--- Extracted data ---

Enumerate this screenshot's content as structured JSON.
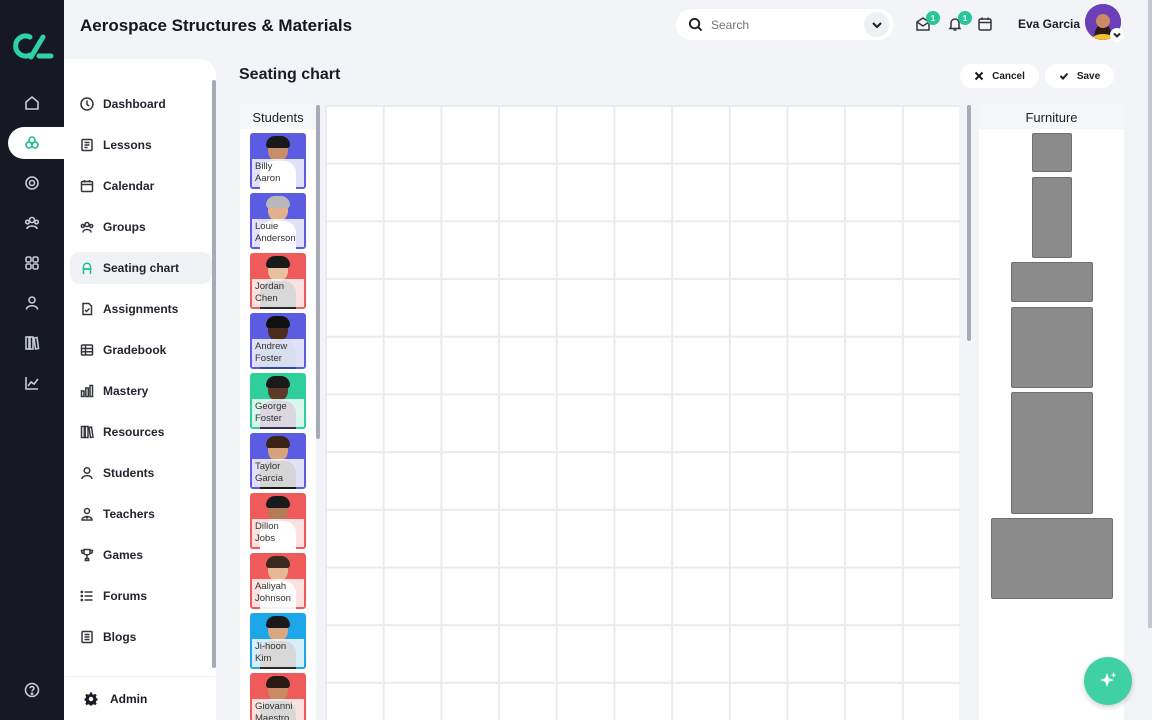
{
  "app": {
    "title": "Aerospace Structures & Materials"
  },
  "search": {
    "placeholder": "Search"
  },
  "header": {
    "mail_badge": "1",
    "notifications_badge": "1",
    "user_name": "Eva Garcia"
  },
  "sidebar": {
    "items": [
      {
        "label": "Dashboard",
        "icon": "dashboard-icon"
      },
      {
        "label": "Lessons",
        "icon": "lessons-icon"
      },
      {
        "label": "Calendar",
        "icon": "calendar-icon"
      },
      {
        "label": "Groups",
        "icon": "groups-icon"
      },
      {
        "label": "Seating chart",
        "icon": "seating-chart-icon",
        "active": true
      },
      {
        "label": "Assignments",
        "icon": "assignments-icon"
      },
      {
        "label": "Gradebook",
        "icon": "gradebook-icon"
      },
      {
        "label": "Mastery",
        "icon": "mastery-icon"
      },
      {
        "label": "Resources",
        "icon": "resources-icon"
      },
      {
        "label": "Students",
        "icon": "students-icon"
      },
      {
        "label": "Teachers",
        "icon": "teachers-icon"
      },
      {
        "label": "Games",
        "icon": "trophy-icon"
      },
      {
        "label": "Forums",
        "icon": "forums-icon"
      },
      {
        "label": "Blogs",
        "icon": "blogs-icon"
      }
    ],
    "admin_label": "Admin"
  },
  "page": {
    "title": "Seating chart",
    "cancel_label": "Cancel",
    "save_label": "Save"
  },
  "students_panel": {
    "title": "Students",
    "students": [
      {
        "first": "Billy",
        "last": "Aaron",
        "bg": "#5b5ce2"
      },
      {
        "first": "Louie",
        "last": "Anderson",
        "bg": "#5b5ce2"
      },
      {
        "first": "Jordan",
        "last": "Chen",
        "bg": "#ef5b5b"
      },
      {
        "first": "Andrew",
        "last": "Foster",
        "bg": "#5b5ce2"
      },
      {
        "first": "George",
        "last": "Foster",
        "bg": "#2fcf9b"
      },
      {
        "first": "Taylor",
        "last": "Garcia",
        "bg": "#5b5ce2"
      },
      {
        "first": "Dillon",
        "last": "Jobs",
        "bg": "#ef5b5b"
      },
      {
        "first": "Aaliyah",
        "last": "Johnson",
        "bg": "#ef5b5b"
      },
      {
        "first": "Ji-hoon",
        "last": "Kim",
        "bg": "#1ea7e8"
      },
      {
        "first": "Giovanni",
        "last": "Maestro",
        "bg": "#ef5b5b"
      }
    ]
  },
  "furniture_panel": {
    "title": "Furniture"
  },
  "colors": {
    "accent": "#1fbf8f",
    "rail": "#161823",
    "badge": "#27c59a"
  }
}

---

(Task directions) Read through the data and copy every line where "last" shows up.

(Output of the exercise)
        "last": "Aaron",
        "last": "Anderson",
        "last": "Chen",
        "last": "Foster",
        "last": "Foster",
        "last": "Garcia",
        "last": "Jobs",
        "last": "Johnson",
        "last": "Kim",
        "last": "Maestro",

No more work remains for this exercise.